EXERCISE:
Go through the entries below and pick out every line with "channel".

(Entries taken from a collection)
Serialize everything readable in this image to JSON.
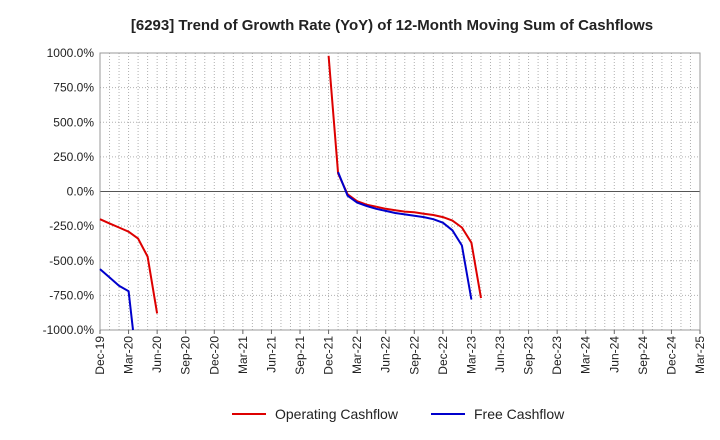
{
  "chart_data": {
    "type": "line",
    "title": "[6293]  Trend of Growth Rate (YoY) of 12-Month Moving Sum of Cashflows",
    "xlabel": "",
    "ylabel": "",
    "ylim": [
      -1000,
      1000
    ],
    "y_ticks": [
      "1000.0%",
      "750.0%",
      "500.0%",
      "250.0%",
      "0.0%",
      "-250.0%",
      "-500.0%",
      "-750.0%",
      "-1000.0%"
    ],
    "y_tick_values": [
      1000,
      750,
      500,
      250,
      0,
      -250,
      -500,
      -750,
      -1000
    ],
    "x_range": [
      "2019-12",
      "2025-03"
    ],
    "x_ticks": [
      "Dec-19",
      "Mar-20",
      "Jun-20",
      "Sep-20",
      "Dec-20",
      "Mar-21",
      "Jun-21",
      "Sep-21",
      "Dec-21",
      "Mar-22",
      "Jun-22",
      "Sep-22",
      "Dec-22",
      "Mar-23",
      "Jun-23",
      "Sep-23",
      "Dec-23",
      "Mar-24",
      "Jun-24",
      "Sep-24",
      "Dec-24",
      "Mar-25"
    ],
    "grid": true,
    "legend_position": "bottom-center",
    "series": [
      {
        "name": "Operating Cashflow",
        "color": "#dd0000",
        "segments": [
          [
            [
              "2019-12",
              -200
            ],
            [
              "2020-01",
              -230
            ],
            [
              "2020-02",
              -260
            ],
            [
              "2020-03",
              -290
            ],
            [
              "2020-04",
              -340
            ],
            [
              "2020-05",
              -470
            ],
            [
              "2020-06",
              -880
            ]
          ],
          [
            [
              "2021-12",
              980
            ],
            [
              "2022-01",
              130
            ],
            [
              "2022-02",
              -20
            ],
            [
              "2022-03",
              -70
            ],
            [
              "2022-04",
              -95
            ],
            [
              "2022-05",
              -110
            ],
            [
              "2022-06",
              -125
            ],
            [
              "2022-07",
              -135
            ],
            [
              "2022-08",
              -145
            ],
            [
              "2022-09",
              -150
            ],
            [
              "2022-10",
              -160
            ],
            [
              "2022-11",
              -170
            ],
            [
              "2022-12",
              -185
            ],
            [
              "2023-01",
              -210
            ],
            [
              "2023-02",
              -260
            ],
            [
              "2023-03",
              -370
            ],
            [
              "2023-04",
              -770
            ]
          ]
        ]
      },
      {
        "name": "Free Cashflow",
        "color": "#0000cc",
        "segments": [
          [
            [
              "2019-12",
              -560
            ],
            [
              "2020-01",
              -620
            ],
            [
              "2020-02",
              -680
            ],
            [
              "2020-03",
              -720
            ],
            [
              "2020-03-15",
              -1000
            ]
          ],
          [
            [
              "2022-01",
              140
            ],
            [
              "2022-02",
              -30
            ],
            [
              "2022-03",
              -80
            ],
            [
              "2022-04",
              -105
            ],
            [
              "2022-05",
              -125
            ],
            [
              "2022-06",
              -140
            ],
            [
              "2022-07",
              -155
            ],
            [
              "2022-08",
              -165
            ],
            [
              "2022-09",
              -175
            ],
            [
              "2022-10",
              -185
            ],
            [
              "2022-11",
              -200
            ],
            [
              "2022-12",
              -225
            ],
            [
              "2023-01",
              -280
            ],
            [
              "2023-02",
              -390
            ],
            [
              "2023-03",
              -780
            ]
          ]
        ]
      }
    ]
  }
}
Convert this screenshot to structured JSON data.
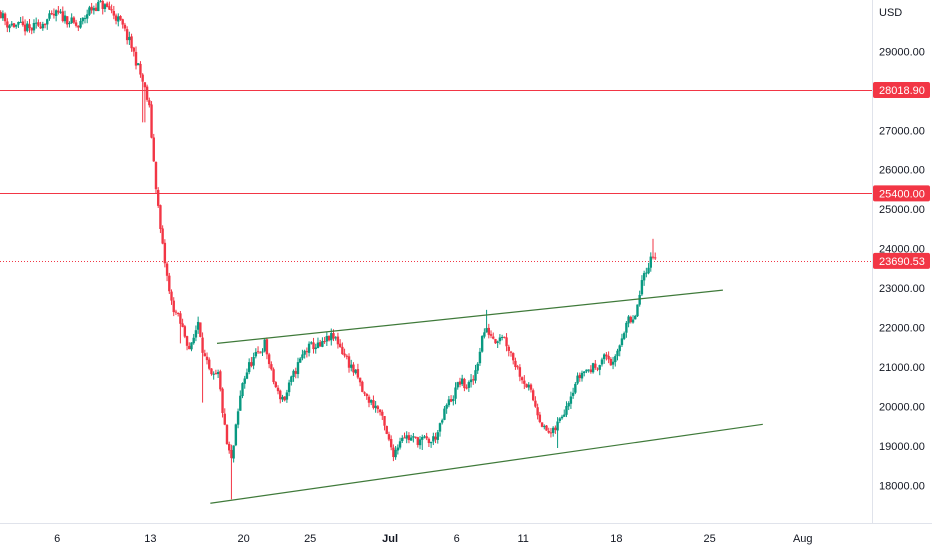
{
  "chart_data": {
    "type": "candlestick",
    "currency": "USD",
    "y_ticks": [
      "18000.00",
      "19000.00",
      "20000.00",
      "21000.00",
      "22000.00",
      "23000.00",
      "24000.00",
      "25000.00",
      "26000.00",
      "27000.00",
      "28000.00",
      "29000.00"
    ],
    "y_tick_values": [
      18000,
      19000,
      20000,
      21000,
      22000,
      23000,
      24000,
      25000,
      26000,
      27000,
      28000,
      29000
    ],
    "x_ticks": [
      "6",
      "13",
      "20",
      "25",
      "Jul",
      "6",
      "11",
      "18",
      "25",
      "Aug"
    ],
    "x_tick_days": [
      6,
      13,
      20,
      25,
      31,
      36,
      41,
      48,
      55,
      62
    ],
    "ylim": [
      17050,
      30300
    ],
    "xlim": [
      1.7,
      67.2
    ],
    "grid": false,
    "horizontal_levels": [
      {
        "label": "28018.90",
        "value": 28018.9,
        "color": "#f23645",
        "style": "solid"
      },
      {
        "label": "25400.00",
        "value": 25400,
        "color": "#f23645",
        "style": "solid"
      },
      {
        "label": "23690.53",
        "value": 23690.53,
        "color": "#f23645",
        "style": "dotted"
      }
    ],
    "trendlines": [
      {
        "name": "channel-top",
        "color": "#3f7a3a",
        "from": {
          "day": 18.0,
          "value": 21600
        },
        "to": {
          "day": 56.0,
          "value": 22950
        }
      },
      {
        "name": "channel-bottom",
        "color": "#3f7a3a",
        "from": {
          "day": 17.5,
          "value": 17550
        },
        "to": {
          "day": 59.0,
          "value": 19550
        }
      }
    ],
    "up_color": "#089981",
    "down_color": "#f23645",
    "candles_per_day": 6,
    "start_day": 1.75,
    "close_path": [
      [
        1.7,
        30000
      ],
      [
        2.2,
        29700
      ],
      [
        3.0,
        29650
      ],
      [
        4.0,
        29550
      ],
      [
        5.0,
        29750
      ],
      [
        6.0,
        29950
      ],
      [
        6.8,
        29800
      ],
      [
        7.6,
        29600
      ],
      [
        8.4,
        30050
      ],
      [
        9.2,
        30200
      ],
      [
        10.0,
        30050
      ],
      [
        10.8,
        29700
      ],
      [
        11.6,
        29100
      ],
      [
        12.4,
        28250
      ],
      [
        12.9,
        27600
      ],
      [
        13.3,
        26000
      ],
      [
        13.8,
        24300
      ],
      [
        14.5,
        22700
      ],
      [
        15.0,
        22300
      ],
      [
        15.5,
        21900
      ],
      [
        16.0,
        21400
      ],
      [
        16.6,
        22200
      ],
      [
        17.0,
        21300
      ],
      [
        17.6,
        20700
      ],
      [
        18.1,
        20800
      ],
      [
        18.7,
        19100
      ],
      [
        19.1,
        18600
      ],
      [
        19.4,
        19400
      ],
      [
        19.9,
        20600
      ],
      [
        20.5,
        21100
      ],
      [
        21.0,
        21300
      ],
      [
        21.6,
        21600
      ],
      [
        22.1,
        20800
      ],
      [
        22.6,
        20300
      ],
      [
        23.1,
        20200
      ],
      [
        23.5,
        20600
      ],
      [
        24.0,
        21000
      ],
      [
        24.6,
        21400
      ],
      [
        25.2,
        21550
      ],
      [
        25.8,
        21500
      ],
      [
        26.4,
        21750
      ],
      [
        27.0,
        21700
      ],
      [
        27.5,
        21350
      ],
      [
        28.0,
        21050
      ],
      [
        28.6,
        20700
      ],
      [
        29.0,
        20300
      ],
      [
        29.6,
        20100
      ],
      [
        30.2,
        19900
      ],
      [
        30.8,
        19200
      ],
      [
        31.3,
        18800
      ],
      [
        31.9,
        19300
      ],
      [
        32.4,
        19200
      ],
      [
        33.0,
        19150
      ],
      [
        33.6,
        19150
      ],
      [
        34.1,
        19100
      ],
      [
        34.7,
        19400
      ],
      [
        35.2,
        20000
      ],
      [
        35.8,
        20300
      ],
      [
        36.2,
        20650
      ],
      [
        36.7,
        20500
      ],
      [
        37.2,
        20600
      ],
      [
        37.6,
        21200
      ],
      [
        38.0,
        21900
      ],
      [
        38.4,
        21900
      ],
      [
        38.9,
        21700
      ],
      [
        39.4,
        21850
      ],
      [
        39.9,
        21500
      ],
      [
        40.4,
        21100
      ],
      [
        40.9,
        20750
      ],
      [
        41.5,
        20400
      ],
      [
        42.0,
        19950
      ],
      [
        42.6,
        19400
      ],
      [
        43.2,
        19300
      ],
      [
        43.8,
        19700
      ],
      [
        44.3,
        20100
      ],
      [
        44.9,
        20600
      ],
      [
        45.5,
        20900
      ],
      [
        46.1,
        20950
      ],
      [
        46.7,
        21100
      ],
      [
        47.3,
        21300
      ],
      [
        47.8,
        21000
      ],
      [
        48.3,
        21650
      ],
      [
        48.8,
        22200
      ],
      [
        49.2,
        22050
      ],
      [
        49.7,
        22700
      ],
      [
        50.1,
        23400
      ],
      [
        50.6,
        23750
      ],
      [
        51.0,
        23900
      ]
    ],
    "wick_spikes": [
      {
        "day": 12.5,
        "low": 27200
      },
      {
        "day": 15.2,
        "low": 21600
      },
      {
        "day": 16.9,
        "low": 20100
      },
      {
        "day": 18.9,
        "low": 19000
      },
      {
        "day": 19.1,
        "low": 17650
      },
      {
        "day": 31.4,
        "low": 18650
      },
      {
        "day": 33.4,
        "low": 18900
      },
      {
        "day": 38.2,
        "high": 22450
      },
      {
        "day": 43.6,
        "low": 18950
      },
      {
        "day": 50.8,
        "high": 24250
      }
    ]
  }
}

IN RESPONSE:
        "name": "channel-top",
        "name": "channel-bottom",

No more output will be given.